# What to do:
Repeat each line of the material exactly.

Data entries:
※
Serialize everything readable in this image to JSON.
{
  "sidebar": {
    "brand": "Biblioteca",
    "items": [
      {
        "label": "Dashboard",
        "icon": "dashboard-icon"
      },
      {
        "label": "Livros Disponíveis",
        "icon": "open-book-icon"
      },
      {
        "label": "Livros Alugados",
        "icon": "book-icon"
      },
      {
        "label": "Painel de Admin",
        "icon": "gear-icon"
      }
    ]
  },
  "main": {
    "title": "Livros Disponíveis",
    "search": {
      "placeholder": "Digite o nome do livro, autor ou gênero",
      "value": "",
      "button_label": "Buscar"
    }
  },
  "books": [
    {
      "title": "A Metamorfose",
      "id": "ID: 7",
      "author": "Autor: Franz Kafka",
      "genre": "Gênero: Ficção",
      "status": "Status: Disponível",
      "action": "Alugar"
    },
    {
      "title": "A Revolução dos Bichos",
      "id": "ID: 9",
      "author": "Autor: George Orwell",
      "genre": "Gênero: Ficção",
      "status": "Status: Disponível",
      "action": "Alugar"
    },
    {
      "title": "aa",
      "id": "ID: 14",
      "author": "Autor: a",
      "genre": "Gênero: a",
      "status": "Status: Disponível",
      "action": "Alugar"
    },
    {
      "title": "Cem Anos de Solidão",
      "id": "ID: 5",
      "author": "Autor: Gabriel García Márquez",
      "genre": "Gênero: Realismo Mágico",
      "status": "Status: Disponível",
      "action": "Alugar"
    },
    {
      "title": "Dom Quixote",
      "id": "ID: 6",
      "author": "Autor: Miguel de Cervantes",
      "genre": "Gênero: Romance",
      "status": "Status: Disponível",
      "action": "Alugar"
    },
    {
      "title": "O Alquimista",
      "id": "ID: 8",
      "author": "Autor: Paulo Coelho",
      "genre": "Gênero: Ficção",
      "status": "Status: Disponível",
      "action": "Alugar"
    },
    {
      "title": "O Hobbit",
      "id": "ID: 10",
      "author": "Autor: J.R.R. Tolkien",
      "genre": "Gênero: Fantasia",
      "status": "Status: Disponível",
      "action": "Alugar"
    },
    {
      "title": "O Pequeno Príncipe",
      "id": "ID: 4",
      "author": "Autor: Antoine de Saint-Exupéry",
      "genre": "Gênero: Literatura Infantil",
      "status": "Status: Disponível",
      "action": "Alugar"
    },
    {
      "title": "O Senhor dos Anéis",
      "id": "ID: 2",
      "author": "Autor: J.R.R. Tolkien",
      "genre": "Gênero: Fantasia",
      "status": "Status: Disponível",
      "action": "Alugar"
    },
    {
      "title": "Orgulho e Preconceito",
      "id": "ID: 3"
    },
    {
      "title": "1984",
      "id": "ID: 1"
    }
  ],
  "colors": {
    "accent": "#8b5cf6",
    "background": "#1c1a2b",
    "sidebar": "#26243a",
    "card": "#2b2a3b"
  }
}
※
# Solution to the exercise:
Serialize everything readable in this image to JSON.
{
  "sidebar": {
    "brand": "Biblioteca",
    "items": [
      {
        "label": "Dashboard",
        "icon": "dashboard-icon"
      },
      {
        "label": "Livros Disponíveis",
        "icon": "open-book-icon"
      },
      {
        "label": "Livros Alugados",
        "icon": "book-icon"
      },
      {
        "label": "Painel de Admin",
        "icon": "gear-icon"
      }
    ]
  },
  "main": {
    "title": "Livros Disponíveis",
    "search": {
      "placeholder": "Digite o nome do livro, autor ou gênero",
      "value": "",
      "button_label": "Buscar"
    }
  },
  "books": [
    {
      "title": "A Metamorfose",
      "id": "ID: 7",
      "author": "Autor: Franz Kafka",
      "genre": "Gênero: Ficção",
      "status": "Status: Disponível",
      "action": "Alugar"
    },
    {
      "title": "A Revolução dos Bichos",
      "id": "ID: 9",
      "author": "Autor: George Orwell",
      "genre": "Gênero: Ficção",
      "status": "Status: Disponível",
      "action": "Alugar"
    },
    {
      "title": "aa",
      "id": "ID: 14",
      "author": "Autor: a",
      "genre": "Gênero: a",
      "status": "Status: Disponível",
      "action": "Alugar"
    },
    {
      "title": "Cem Anos de Solidão",
      "id": "ID: 5",
      "author": "Autor: Gabriel García Márquez",
      "genre": "Gênero: Realismo Mágico",
      "status": "Status: Disponível",
      "action": "Alugar"
    },
    {
      "title": "Dom Quixote",
      "id": "ID: 6",
      "author": "Autor: Miguel de Cervantes",
      "genre": "Gênero: Romance",
      "status": "Status: Disponível",
      "action": "Alugar"
    },
    {
      "title": "O Alquimista",
      "id": "ID: 8",
      "author": "Autor: Paulo Coelho",
      "genre": "Gênero: Ficção",
      "status": "Status: Disponível",
      "action": "Alugar"
    },
    {
      "title": "O Hobbit",
      "id": "ID: 10",
      "author": "Autor: J.R.R. Tolkien",
      "genre": "Gênero: Fantasia",
      "status": "Status: Disponível",
      "action": "Alugar"
    },
    {
      "title": "O Pequeno Príncipe",
      "id": "ID: 4",
      "author": "Autor: Antoine de Saint-Exupéry",
      "genre": "Gênero: Literatura Infantil",
      "status": "Status: Disponível",
      "action": "Alugar"
    },
    {
      "title": "O Senhor dos Anéis",
      "id": "ID: 2",
      "author": "Autor: J.R.R. Tolkien",
      "genre": "Gênero: Fantasia",
      "status": "Status: Disponível",
      "action": "Alugar"
    },
    {
      "title": "Orgulho e Preconceito",
      "id": "ID: 3"
    },
    {
      "title": "1984",
      "id": "ID: 1"
    }
  ],
  "colors": {
    "accent": "#8b5cf6",
    "background": "#1c1a2b",
    "sidebar": "#26243a",
    "card": "#2b2a3b"
  }
}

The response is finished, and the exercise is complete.